-- BEGIN --
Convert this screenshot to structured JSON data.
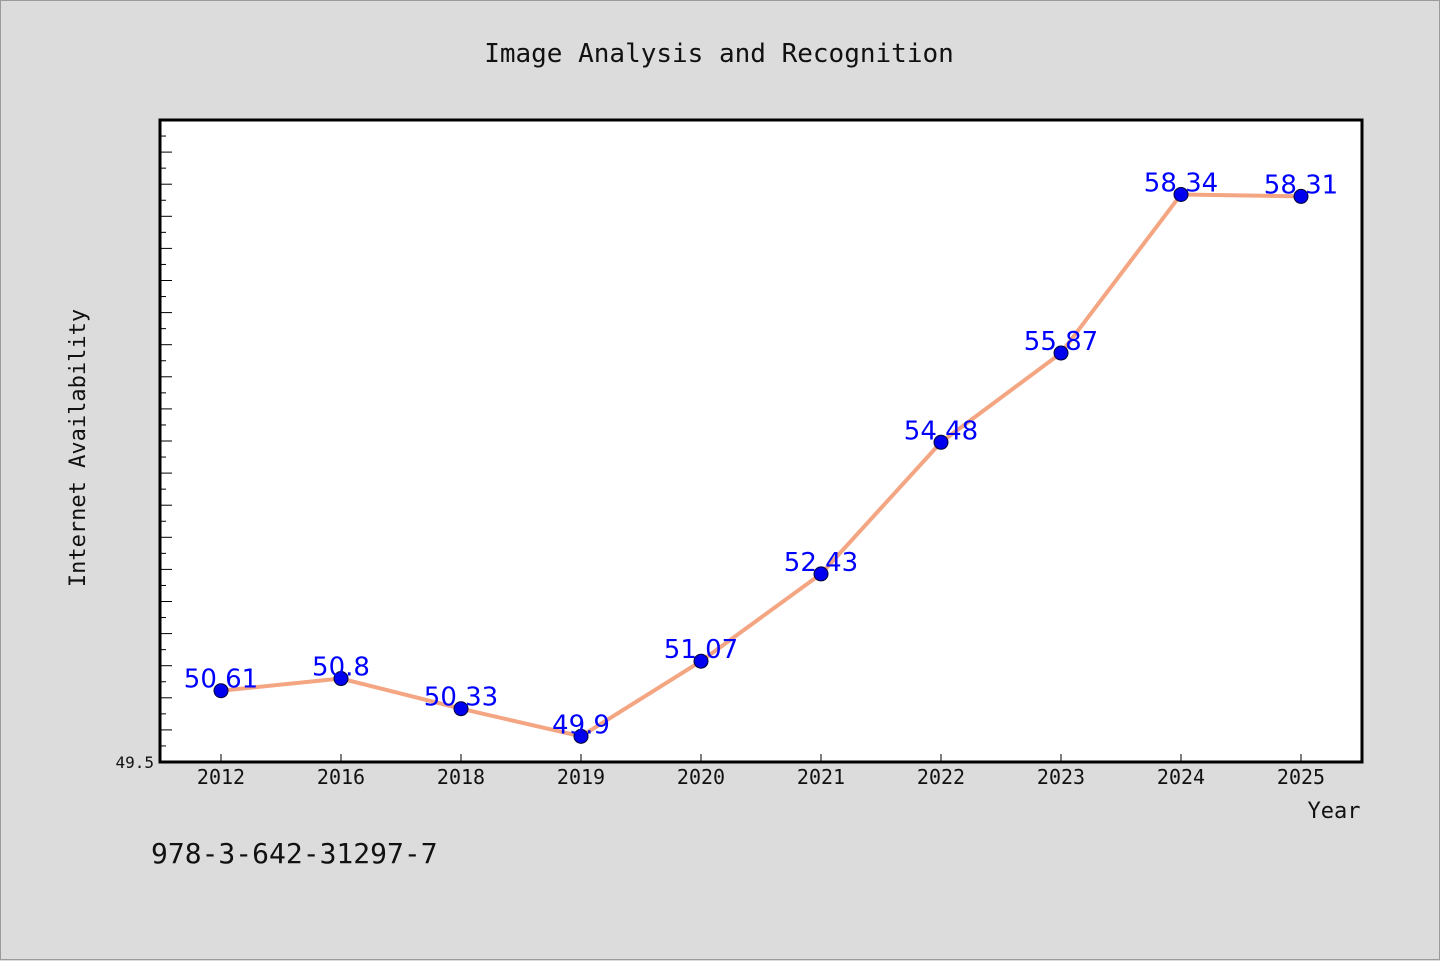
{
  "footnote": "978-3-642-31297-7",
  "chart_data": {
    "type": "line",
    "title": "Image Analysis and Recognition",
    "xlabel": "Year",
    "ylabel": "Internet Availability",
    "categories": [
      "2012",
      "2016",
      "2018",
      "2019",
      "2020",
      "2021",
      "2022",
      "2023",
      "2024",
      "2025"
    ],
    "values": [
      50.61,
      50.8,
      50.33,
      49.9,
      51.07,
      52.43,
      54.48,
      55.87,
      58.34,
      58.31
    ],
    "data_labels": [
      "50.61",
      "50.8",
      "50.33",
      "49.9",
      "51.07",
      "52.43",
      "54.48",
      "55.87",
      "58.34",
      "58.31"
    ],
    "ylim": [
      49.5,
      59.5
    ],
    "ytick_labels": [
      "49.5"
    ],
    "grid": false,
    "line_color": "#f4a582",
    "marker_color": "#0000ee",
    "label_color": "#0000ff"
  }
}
-- END --
-- BEGIN --
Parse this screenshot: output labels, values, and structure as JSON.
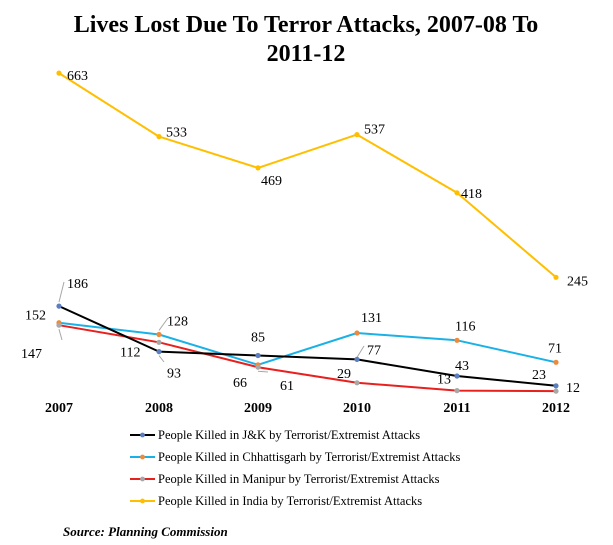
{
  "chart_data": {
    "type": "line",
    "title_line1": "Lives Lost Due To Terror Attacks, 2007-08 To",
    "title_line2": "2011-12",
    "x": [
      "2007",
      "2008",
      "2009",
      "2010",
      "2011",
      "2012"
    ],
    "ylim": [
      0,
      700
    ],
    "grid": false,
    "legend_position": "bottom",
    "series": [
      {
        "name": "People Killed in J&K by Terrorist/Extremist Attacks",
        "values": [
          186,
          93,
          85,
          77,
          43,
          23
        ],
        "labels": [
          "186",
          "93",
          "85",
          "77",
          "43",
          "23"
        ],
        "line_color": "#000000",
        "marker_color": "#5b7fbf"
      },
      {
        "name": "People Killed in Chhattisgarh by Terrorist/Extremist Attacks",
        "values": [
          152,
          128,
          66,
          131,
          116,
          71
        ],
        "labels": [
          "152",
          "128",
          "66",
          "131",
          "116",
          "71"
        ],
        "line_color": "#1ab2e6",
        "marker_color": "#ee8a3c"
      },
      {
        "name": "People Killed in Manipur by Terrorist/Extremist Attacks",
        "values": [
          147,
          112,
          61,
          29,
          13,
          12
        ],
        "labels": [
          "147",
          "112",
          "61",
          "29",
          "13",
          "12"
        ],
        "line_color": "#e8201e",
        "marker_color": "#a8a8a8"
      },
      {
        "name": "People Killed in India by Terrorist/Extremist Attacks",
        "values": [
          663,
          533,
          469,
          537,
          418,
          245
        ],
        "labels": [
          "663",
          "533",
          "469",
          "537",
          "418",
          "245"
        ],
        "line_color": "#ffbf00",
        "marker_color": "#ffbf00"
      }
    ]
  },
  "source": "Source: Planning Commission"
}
-- END --
Scan the listing above for the word "Killed" and copy every line that holds it.

        "name": "People Killed in J&K by Terrorist/Extremist Attacks",
        "name": "People Killed in Chhattisgarh by Terrorist/Extremist Attacks",
        "name": "People Killed in Manipur by Terrorist/Extremist Attacks",
        "name": "People Killed in India by Terrorist/Extremist Attacks",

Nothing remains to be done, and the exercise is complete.